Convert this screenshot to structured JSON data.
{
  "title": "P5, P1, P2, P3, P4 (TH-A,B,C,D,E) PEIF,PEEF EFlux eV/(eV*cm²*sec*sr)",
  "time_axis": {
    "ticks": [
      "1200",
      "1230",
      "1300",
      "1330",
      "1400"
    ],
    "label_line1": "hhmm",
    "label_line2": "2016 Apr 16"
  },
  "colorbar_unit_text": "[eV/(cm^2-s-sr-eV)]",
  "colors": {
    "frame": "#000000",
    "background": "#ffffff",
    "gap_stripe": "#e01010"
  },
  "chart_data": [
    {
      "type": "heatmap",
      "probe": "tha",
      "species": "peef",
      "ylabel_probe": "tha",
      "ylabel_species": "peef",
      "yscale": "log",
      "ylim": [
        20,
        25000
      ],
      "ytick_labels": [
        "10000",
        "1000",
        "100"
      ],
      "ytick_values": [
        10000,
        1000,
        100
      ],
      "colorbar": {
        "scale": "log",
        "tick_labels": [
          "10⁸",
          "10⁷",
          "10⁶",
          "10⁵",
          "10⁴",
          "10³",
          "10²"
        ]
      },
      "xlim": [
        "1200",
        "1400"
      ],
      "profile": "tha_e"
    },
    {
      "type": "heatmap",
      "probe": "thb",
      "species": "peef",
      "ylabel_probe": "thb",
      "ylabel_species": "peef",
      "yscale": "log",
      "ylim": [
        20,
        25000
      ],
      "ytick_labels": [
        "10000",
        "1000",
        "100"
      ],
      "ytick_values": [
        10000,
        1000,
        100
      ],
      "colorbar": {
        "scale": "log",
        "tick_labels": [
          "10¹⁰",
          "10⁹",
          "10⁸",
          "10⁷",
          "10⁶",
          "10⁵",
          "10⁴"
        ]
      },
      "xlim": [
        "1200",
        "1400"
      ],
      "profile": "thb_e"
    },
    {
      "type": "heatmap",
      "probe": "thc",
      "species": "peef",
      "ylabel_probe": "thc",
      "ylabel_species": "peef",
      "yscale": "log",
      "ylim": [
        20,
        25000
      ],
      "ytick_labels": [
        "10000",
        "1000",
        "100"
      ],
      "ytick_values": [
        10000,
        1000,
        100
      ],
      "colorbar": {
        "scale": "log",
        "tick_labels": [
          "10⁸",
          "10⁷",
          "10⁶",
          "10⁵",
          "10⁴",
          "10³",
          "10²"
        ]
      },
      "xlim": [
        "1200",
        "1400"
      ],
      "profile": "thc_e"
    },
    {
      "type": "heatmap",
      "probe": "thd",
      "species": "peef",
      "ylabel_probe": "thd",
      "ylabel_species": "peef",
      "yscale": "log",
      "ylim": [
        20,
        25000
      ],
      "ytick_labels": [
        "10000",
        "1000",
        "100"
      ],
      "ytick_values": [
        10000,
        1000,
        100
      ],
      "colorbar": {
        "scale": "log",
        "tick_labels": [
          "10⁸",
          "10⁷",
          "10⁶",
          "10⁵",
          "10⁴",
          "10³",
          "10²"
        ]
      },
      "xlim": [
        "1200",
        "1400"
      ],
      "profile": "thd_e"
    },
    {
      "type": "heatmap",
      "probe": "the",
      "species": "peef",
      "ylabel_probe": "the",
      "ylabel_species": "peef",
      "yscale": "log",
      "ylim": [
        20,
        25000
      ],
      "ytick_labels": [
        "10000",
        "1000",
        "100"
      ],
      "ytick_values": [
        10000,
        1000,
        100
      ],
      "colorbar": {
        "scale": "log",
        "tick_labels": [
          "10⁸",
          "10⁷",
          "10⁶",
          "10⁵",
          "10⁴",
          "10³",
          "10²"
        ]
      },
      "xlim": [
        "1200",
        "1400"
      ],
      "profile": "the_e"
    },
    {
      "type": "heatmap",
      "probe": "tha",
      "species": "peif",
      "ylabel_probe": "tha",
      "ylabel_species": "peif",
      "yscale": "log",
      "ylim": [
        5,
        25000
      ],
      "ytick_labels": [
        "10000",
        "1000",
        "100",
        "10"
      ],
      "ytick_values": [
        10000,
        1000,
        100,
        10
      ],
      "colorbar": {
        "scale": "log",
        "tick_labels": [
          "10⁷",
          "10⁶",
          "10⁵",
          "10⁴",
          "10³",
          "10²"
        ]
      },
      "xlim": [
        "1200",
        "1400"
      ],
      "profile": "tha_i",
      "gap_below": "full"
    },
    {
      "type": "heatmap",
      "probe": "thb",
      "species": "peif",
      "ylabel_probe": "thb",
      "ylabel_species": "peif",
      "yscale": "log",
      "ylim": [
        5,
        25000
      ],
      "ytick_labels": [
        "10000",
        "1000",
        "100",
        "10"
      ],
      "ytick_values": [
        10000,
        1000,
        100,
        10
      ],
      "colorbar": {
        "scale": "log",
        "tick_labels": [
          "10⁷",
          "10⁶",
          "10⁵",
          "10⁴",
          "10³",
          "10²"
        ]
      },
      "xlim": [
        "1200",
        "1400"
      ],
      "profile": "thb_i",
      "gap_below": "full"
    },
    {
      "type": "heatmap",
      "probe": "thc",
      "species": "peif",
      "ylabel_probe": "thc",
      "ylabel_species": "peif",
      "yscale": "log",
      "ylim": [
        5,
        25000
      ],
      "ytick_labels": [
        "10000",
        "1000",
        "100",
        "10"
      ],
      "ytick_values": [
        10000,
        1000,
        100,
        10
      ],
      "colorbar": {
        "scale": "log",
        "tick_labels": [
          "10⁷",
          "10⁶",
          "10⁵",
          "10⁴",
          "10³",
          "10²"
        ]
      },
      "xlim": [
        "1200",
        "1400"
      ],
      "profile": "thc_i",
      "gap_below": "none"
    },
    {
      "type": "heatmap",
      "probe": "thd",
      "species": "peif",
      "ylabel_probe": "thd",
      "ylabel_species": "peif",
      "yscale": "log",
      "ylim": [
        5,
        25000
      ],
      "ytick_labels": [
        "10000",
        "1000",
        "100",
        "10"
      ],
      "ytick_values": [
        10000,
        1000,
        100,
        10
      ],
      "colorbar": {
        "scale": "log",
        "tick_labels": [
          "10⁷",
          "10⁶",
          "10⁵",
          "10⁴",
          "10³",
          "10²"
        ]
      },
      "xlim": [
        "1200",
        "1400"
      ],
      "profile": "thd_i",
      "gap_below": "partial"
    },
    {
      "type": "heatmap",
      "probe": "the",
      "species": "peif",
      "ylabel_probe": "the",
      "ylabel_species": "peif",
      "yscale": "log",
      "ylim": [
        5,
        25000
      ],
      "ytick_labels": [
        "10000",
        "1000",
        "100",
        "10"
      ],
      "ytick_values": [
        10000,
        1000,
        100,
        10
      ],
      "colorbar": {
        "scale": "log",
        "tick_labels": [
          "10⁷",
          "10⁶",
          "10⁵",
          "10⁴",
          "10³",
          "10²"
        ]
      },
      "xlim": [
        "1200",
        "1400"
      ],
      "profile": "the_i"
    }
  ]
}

********

What to do. Send back all of the entries exactly, with nothing missing.

Solution to the problem.
Convert this screenshot to structured JSON data.
{
  "title": "P5, P1, P2, P3, P4 (TH-A,B,C,D,E) PEIF,PEEF EFlux eV/(eV*cm²*sec*sr)",
  "time_axis": {
    "ticks": [
      "1200",
      "1230",
      "1300",
      "1330",
      "1400"
    ],
    "label_line1": "hhmm",
    "label_line2": "2016 Apr 16"
  },
  "colorbar_unit_text": "[eV/(cm^2-s-sr-eV)]",
  "colors": {
    "frame": "#000000",
    "background": "#ffffff",
    "gap_stripe": "#e01010"
  },
  "chart_data": [
    {
      "type": "heatmap",
      "probe": "tha",
      "species": "peef",
      "ylabel_probe": "tha",
      "ylabel_species": "peef",
      "yscale": "log",
      "ylim": [
        20,
        25000
      ],
      "ytick_labels": [
        "10000",
        "1000",
        "100"
      ],
      "ytick_values": [
        10000,
        1000,
        100
      ],
      "colorbar": {
        "scale": "log",
        "tick_labels": [
          "10⁸",
          "10⁷",
          "10⁶",
          "10⁵",
          "10⁴",
          "10³",
          "10²"
        ]
      },
      "xlim": [
        "1200",
        "1400"
      ],
      "profile": "tha_e"
    },
    {
      "type": "heatmap",
      "probe": "thb",
      "species": "peef",
      "ylabel_probe": "thb",
      "ylabel_species": "peef",
      "yscale": "log",
      "ylim": [
        20,
        25000
      ],
      "ytick_labels": [
        "10000",
        "1000",
        "100"
      ],
      "ytick_values": [
        10000,
        1000,
        100
      ],
      "colorbar": {
        "scale": "log",
        "tick_labels": [
          "10¹⁰",
          "10⁹",
          "10⁸",
          "10⁷",
          "10⁶",
          "10⁵",
          "10⁴"
        ]
      },
      "xlim": [
        "1200",
        "1400"
      ],
      "profile": "thb_e"
    },
    {
      "type": "heatmap",
      "probe": "thc",
      "species": "peef",
      "ylabel_probe": "thc",
      "ylabel_species": "peef",
      "yscale": "log",
      "ylim": [
        20,
        25000
      ],
      "ytick_labels": [
        "10000",
        "1000",
        "100"
      ],
      "ytick_values": [
        10000,
        1000,
        100
      ],
      "colorbar": {
        "scale": "log",
        "tick_labels": [
          "10⁸",
          "10⁷",
          "10⁶",
          "10⁵",
          "10⁴",
          "10³",
          "10²"
        ]
      },
      "xlim": [
        "1200",
        "1400"
      ],
      "profile": "thc_e"
    },
    {
      "type": "heatmap",
      "probe": "thd",
      "species": "peef",
      "ylabel_probe": "thd",
      "ylabel_species": "peef",
      "yscale": "log",
      "ylim": [
        20,
        25000
      ],
      "ytick_labels": [
        "10000",
        "1000",
        "100"
      ],
      "ytick_values": [
        10000,
        1000,
        100
      ],
      "colorbar": {
        "scale": "log",
        "tick_labels": [
          "10⁸",
          "10⁷",
          "10⁶",
          "10⁵",
          "10⁴",
          "10³",
          "10²"
        ]
      },
      "xlim": [
        "1200",
        "1400"
      ],
      "profile": "thd_e"
    },
    {
      "type": "heatmap",
      "probe": "the",
      "species": "peef",
      "ylabel_probe": "the",
      "ylabel_species": "peef",
      "yscale": "log",
      "ylim": [
        20,
        25000
      ],
      "ytick_labels": [
        "10000",
        "1000",
        "100"
      ],
      "ytick_values": [
        10000,
        1000,
        100
      ],
      "colorbar": {
        "scale": "log",
        "tick_labels": [
          "10⁸",
          "10⁷",
          "10⁶",
          "10⁵",
          "10⁴",
          "10³",
          "10²"
        ]
      },
      "xlim": [
        "1200",
        "1400"
      ],
      "profile": "the_e"
    },
    {
      "type": "heatmap",
      "probe": "tha",
      "species": "peif",
      "ylabel_probe": "tha",
      "ylabel_species": "peif",
      "yscale": "log",
      "ylim": [
        5,
        25000
      ],
      "ytick_labels": [
        "10000",
        "1000",
        "100",
        "10"
      ],
      "ytick_values": [
        10000,
        1000,
        100,
        10
      ],
      "colorbar": {
        "scale": "log",
        "tick_labels": [
          "10⁷",
          "10⁶",
          "10⁵",
          "10⁴",
          "10³",
          "10²"
        ]
      },
      "xlim": [
        "1200",
        "1400"
      ],
      "profile": "tha_i",
      "gap_below": "full"
    },
    {
      "type": "heatmap",
      "probe": "thb",
      "species": "peif",
      "ylabel_probe": "thb",
      "ylabel_species": "peif",
      "yscale": "log",
      "ylim": [
        5,
        25000
      ],
      "ytick_labels": [
        "10000",
        "1000",
        "100",
        "10"
      ],
      "ytick_values": [
        10000,
        1000,
        100,
        10
      ],
      "colorbar": {
        "scale": "log",
        "tick_labels": [
          "10⁷",
          "10⁶",
          "10⁵",
          "10⁴",
          "10³",
          "10²"
        ]
      },
      "xlim": [
        "1200",
        "1400"
      ],
      "profile": "thb_i",
      "gap_below": "full"
    },
    {
      "type": "heatmap",
      "probe": "thc",
      "species": "peif",
      "ylabel_probe": "thc",
      "ylabel_species": "peif",
      "yscale": "log",
      "ylim": [
        5,
        25000
      ],
      "ytick_labels": [
        "10000",
        "1000",
        "100",
        "10"
      ],
      "ytick_values": [
        10000,
        1000,
        100,
        10
      ],
      "colorbar": {
        "scale": "log",
        "tick_labels": [
          "10⁷",
          "10⁶",
          "10⁵",
          "10⁴",
          "10³",
          "10²"
        ]
      },
      "xlim": [
        "1200",
        "1400"
      ],
      "profile": "thc_i",
      "gap_below": "none"
    },
    {
      "type": "heatmap",
      "probe": "thd",
      "species": "peif",
      "ylabel_probe": "thd",
      "ylabel_species": "peif",
      "yscale": "log",
      "ylim": [
        5,
        25000
      ],
      "ytick_labels": [
        "10000",
        "1000",
        "100",
        "10"
      ],
      "ytick_values": [
        10000,
        1000,
        100,
        10
      ],
      "colorbar": {
        "scale": "log",
        "tick_labels": [
          "10⁷",
          "10⁶",
          "10⁵",
          "10⁴",
          "10³",
          "10²"
        ]
      },
      "xlim": [
        "1200",
        "1400"
      ],
      "profile": "thd_i",
      "gap_below": "partial"
    },
    {
      "type": "heatmap",
      "probe": "the",
      "species": "peif",
      "ylabel_probe": "the",
      "ylabel_species": "peif",
      "yscale": "log",
      "ylim": [
        5,
        25000
      ],
      "ytick_labels": [
        "10000",
        "1000",
        "100",
        "10"
      ],
      "ytick_values": [
        10000,
        1000,
        100,
        10
      ],
      "colorbar": {
        "scale": "log",
        "tick_labels": [
          "10⁷",
          "10⁶",
          "10⁵",
          "10⁴",
          "10³",
          "10²"
        ]
      },
      "xlim": [
        "1200",
        "1400"
      ],
      "profile": "the_i"
    }
  ]
}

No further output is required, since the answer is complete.